# What you have to do
Where a line of the material contains the string "name", copy that line.

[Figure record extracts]
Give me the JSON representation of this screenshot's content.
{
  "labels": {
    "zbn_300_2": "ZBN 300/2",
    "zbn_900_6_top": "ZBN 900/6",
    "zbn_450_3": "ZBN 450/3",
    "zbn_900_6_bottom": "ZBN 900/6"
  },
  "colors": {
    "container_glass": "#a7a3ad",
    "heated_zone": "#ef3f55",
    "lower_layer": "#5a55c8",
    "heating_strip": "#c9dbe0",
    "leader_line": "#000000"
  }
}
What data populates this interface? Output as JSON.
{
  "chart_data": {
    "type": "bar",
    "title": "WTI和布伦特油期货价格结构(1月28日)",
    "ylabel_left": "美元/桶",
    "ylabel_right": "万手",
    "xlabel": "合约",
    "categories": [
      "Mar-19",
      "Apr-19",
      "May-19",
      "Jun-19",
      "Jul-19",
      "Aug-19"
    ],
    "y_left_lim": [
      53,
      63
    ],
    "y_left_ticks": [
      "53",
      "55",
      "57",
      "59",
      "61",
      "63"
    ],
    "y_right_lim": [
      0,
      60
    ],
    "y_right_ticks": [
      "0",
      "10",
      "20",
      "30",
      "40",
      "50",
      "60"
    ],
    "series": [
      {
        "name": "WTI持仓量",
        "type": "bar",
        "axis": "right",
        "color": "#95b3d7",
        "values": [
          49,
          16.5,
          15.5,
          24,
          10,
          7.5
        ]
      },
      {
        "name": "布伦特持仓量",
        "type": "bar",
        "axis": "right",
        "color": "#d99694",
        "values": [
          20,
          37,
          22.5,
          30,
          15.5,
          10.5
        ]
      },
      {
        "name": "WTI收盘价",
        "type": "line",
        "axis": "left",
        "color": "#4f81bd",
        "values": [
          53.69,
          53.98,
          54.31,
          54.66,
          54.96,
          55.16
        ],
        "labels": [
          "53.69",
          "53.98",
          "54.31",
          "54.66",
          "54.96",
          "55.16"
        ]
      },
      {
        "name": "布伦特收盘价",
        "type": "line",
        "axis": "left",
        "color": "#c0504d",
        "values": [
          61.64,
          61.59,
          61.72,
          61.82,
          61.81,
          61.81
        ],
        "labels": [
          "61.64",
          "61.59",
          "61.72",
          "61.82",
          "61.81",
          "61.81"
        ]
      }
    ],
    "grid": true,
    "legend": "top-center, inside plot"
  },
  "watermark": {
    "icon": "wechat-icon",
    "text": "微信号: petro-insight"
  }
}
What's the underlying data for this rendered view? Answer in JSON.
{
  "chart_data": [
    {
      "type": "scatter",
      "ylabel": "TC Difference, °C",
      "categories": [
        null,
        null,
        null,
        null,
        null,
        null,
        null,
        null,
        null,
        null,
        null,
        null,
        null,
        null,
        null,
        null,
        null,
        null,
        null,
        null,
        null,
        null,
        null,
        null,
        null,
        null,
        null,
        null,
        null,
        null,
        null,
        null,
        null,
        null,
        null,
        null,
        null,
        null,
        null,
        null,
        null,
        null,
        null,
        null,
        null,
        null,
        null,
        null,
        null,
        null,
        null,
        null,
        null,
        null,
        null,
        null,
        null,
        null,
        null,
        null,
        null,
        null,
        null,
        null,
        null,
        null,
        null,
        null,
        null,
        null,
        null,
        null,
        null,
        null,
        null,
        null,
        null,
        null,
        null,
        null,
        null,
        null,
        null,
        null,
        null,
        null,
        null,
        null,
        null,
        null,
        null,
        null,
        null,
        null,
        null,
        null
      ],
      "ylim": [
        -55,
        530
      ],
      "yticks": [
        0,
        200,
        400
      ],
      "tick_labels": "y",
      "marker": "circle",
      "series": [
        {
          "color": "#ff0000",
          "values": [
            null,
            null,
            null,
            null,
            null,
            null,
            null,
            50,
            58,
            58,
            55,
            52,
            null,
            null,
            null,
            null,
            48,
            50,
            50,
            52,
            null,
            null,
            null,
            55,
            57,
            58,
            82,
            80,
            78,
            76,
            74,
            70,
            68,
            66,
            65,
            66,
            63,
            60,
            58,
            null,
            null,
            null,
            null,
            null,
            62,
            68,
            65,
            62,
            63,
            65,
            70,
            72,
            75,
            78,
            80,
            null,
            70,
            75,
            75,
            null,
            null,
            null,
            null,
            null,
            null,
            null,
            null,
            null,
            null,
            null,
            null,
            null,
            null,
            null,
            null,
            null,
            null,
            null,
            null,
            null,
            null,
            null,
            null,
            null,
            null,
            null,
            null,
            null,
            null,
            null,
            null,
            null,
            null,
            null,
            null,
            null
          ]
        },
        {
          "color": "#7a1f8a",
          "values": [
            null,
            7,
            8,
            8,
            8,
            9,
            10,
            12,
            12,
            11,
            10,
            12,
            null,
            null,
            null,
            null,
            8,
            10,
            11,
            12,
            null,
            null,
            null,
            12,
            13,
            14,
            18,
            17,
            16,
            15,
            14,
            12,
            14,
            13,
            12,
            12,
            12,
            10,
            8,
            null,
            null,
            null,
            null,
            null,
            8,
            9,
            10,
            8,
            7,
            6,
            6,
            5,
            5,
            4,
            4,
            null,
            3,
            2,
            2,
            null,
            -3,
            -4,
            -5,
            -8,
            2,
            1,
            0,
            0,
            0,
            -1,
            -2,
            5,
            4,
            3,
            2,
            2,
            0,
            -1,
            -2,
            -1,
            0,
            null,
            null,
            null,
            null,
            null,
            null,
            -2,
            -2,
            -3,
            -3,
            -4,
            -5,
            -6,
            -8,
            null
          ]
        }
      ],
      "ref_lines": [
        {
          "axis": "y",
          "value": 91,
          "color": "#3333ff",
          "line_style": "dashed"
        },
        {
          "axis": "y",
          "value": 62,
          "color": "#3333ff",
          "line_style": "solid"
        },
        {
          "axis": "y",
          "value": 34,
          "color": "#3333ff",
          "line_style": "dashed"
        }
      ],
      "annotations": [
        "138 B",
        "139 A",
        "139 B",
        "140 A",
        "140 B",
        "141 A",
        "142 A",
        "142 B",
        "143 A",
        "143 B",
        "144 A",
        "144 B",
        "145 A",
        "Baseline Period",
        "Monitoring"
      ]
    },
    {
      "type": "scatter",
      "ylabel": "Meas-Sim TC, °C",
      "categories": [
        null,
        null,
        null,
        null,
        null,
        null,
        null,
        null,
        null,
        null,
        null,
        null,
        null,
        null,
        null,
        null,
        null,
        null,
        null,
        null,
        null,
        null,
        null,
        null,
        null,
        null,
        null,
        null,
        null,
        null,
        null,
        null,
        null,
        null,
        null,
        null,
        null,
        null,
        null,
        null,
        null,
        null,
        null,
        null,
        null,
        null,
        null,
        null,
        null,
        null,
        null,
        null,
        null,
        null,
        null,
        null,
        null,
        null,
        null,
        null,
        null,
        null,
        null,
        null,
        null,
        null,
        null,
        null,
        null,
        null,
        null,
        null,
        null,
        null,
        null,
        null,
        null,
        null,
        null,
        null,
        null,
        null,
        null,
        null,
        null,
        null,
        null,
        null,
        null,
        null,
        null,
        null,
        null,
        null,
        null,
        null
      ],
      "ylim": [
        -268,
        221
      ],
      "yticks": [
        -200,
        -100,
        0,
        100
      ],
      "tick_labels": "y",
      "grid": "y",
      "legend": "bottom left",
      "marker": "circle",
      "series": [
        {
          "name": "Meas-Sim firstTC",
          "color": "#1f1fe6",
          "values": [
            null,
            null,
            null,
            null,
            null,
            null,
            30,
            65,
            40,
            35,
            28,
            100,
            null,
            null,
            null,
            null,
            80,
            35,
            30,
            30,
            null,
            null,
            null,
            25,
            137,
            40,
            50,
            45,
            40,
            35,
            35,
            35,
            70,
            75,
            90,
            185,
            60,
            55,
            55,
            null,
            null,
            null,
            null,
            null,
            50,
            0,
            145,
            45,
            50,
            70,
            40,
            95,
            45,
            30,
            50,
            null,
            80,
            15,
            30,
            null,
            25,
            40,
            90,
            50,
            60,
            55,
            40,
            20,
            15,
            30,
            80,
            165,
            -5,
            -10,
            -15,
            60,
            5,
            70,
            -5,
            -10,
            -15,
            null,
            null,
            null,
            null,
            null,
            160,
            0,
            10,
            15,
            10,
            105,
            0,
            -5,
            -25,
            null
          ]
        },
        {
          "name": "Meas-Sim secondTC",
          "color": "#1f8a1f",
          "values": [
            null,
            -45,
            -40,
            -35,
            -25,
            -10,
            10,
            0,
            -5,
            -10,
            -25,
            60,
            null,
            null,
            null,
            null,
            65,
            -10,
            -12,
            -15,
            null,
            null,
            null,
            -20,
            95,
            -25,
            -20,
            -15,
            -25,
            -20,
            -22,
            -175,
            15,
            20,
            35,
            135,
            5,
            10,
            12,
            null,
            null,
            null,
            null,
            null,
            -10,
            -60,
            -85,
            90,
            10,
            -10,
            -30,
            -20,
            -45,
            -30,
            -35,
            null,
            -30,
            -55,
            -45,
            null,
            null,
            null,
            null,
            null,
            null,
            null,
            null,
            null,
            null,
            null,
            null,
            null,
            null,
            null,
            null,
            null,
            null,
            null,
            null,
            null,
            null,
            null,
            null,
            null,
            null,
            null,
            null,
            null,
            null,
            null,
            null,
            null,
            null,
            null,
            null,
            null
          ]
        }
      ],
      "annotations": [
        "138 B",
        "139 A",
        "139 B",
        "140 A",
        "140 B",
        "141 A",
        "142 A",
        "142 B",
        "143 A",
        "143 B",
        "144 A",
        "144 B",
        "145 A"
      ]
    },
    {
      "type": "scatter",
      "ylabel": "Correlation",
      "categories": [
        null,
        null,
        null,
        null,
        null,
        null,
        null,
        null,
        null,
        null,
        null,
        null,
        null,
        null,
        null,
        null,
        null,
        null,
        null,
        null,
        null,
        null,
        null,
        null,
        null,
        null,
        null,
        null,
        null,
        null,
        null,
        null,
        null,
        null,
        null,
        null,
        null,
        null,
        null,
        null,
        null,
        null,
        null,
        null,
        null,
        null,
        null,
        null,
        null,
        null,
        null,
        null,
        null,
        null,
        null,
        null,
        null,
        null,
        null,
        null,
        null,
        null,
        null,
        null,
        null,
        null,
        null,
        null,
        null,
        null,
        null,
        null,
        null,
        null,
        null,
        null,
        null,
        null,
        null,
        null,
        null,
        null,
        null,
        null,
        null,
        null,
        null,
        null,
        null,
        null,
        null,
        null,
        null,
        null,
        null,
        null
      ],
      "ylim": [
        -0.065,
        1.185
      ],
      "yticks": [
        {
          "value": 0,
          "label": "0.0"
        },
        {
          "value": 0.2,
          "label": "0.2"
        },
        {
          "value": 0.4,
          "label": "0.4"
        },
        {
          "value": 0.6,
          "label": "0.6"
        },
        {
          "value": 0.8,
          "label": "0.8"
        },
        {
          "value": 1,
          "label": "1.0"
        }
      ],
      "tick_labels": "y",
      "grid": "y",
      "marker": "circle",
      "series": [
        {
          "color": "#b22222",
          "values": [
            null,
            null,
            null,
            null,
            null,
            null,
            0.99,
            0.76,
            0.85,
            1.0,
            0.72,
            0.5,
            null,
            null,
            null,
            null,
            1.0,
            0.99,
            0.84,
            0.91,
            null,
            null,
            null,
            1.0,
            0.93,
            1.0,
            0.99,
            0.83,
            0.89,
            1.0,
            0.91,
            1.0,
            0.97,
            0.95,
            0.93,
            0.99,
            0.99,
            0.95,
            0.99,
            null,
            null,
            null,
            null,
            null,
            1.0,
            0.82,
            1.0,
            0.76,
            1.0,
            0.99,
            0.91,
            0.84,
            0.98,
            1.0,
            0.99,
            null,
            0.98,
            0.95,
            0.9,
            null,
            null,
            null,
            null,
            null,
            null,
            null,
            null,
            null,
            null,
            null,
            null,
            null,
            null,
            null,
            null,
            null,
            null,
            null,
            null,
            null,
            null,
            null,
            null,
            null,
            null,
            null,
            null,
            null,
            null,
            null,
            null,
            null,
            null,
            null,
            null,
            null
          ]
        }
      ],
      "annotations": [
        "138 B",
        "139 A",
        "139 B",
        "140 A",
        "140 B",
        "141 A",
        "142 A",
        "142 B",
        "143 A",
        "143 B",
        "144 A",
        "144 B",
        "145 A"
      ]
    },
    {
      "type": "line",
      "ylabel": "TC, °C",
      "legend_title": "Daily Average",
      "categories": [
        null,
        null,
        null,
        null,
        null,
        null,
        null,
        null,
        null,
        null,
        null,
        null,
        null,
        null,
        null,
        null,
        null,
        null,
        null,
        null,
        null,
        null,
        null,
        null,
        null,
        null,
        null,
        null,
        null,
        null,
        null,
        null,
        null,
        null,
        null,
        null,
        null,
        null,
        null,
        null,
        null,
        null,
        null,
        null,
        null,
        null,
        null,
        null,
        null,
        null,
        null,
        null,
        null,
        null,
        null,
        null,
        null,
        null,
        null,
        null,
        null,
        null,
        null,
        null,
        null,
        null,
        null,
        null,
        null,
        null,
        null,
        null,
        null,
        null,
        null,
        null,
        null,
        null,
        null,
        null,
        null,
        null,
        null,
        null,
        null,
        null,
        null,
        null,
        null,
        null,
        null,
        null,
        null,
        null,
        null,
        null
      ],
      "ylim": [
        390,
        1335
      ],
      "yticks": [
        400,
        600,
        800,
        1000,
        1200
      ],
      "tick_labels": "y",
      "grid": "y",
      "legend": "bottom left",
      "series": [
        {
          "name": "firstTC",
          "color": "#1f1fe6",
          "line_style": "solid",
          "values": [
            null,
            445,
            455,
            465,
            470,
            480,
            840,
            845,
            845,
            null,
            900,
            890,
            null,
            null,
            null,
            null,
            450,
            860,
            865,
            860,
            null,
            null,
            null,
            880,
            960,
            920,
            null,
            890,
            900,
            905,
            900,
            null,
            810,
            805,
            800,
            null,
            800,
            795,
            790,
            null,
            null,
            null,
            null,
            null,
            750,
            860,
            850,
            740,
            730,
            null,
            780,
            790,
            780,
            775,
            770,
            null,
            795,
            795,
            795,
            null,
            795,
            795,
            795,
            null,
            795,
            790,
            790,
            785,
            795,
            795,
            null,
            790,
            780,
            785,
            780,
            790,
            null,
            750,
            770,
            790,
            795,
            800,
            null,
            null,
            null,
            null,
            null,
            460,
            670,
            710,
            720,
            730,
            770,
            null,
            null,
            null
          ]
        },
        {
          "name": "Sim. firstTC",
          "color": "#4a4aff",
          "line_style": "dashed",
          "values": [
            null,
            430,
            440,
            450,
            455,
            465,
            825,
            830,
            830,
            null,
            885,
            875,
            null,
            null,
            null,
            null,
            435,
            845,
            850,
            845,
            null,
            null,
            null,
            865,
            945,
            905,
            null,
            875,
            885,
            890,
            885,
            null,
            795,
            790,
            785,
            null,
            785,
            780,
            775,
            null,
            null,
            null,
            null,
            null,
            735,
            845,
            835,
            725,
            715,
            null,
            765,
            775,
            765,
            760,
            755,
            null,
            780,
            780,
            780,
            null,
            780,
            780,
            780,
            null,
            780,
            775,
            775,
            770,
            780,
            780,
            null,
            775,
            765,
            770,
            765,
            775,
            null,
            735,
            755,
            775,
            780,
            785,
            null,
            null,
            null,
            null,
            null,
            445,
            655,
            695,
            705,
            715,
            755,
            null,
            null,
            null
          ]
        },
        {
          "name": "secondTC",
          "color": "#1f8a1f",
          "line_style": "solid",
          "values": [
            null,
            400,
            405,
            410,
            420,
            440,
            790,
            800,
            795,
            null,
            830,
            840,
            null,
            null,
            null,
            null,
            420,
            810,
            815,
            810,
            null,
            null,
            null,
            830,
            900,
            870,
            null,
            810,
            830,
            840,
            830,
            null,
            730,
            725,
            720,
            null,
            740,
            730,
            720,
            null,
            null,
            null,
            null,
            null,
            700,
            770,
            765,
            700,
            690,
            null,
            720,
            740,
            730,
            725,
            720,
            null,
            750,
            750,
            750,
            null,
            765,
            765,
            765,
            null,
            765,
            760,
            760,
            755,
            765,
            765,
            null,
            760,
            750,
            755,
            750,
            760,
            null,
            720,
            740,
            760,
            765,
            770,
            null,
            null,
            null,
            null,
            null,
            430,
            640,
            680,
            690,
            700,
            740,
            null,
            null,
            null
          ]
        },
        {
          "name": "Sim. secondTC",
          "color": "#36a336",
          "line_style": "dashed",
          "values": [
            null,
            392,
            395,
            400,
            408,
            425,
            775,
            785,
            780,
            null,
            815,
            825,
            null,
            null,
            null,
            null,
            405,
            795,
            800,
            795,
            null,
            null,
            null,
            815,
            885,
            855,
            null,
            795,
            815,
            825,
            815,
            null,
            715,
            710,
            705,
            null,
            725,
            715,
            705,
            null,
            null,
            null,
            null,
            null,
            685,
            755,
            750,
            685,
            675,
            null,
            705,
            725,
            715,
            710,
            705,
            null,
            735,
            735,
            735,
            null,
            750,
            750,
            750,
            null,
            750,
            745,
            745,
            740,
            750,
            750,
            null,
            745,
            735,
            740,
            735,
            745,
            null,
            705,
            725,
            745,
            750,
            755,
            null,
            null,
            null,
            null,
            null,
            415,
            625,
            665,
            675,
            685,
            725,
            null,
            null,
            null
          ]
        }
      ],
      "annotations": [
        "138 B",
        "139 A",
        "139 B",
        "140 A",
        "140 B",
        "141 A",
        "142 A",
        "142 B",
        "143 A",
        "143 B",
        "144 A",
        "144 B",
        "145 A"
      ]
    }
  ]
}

# Response below
        "name": "WTI持仓量",
        "name": "布伦特持仓量",
        "name": "WTI收盘价",
        "name": "布伦特收盘价",
          "name": "Meas-Sim firstTC",
          "name": "Meas-Sim secondTC",
          "name": "firstTC",
          "name": "Sim. firstTC",
          "name": "secondTC",
          "name": "Sim. secondTC",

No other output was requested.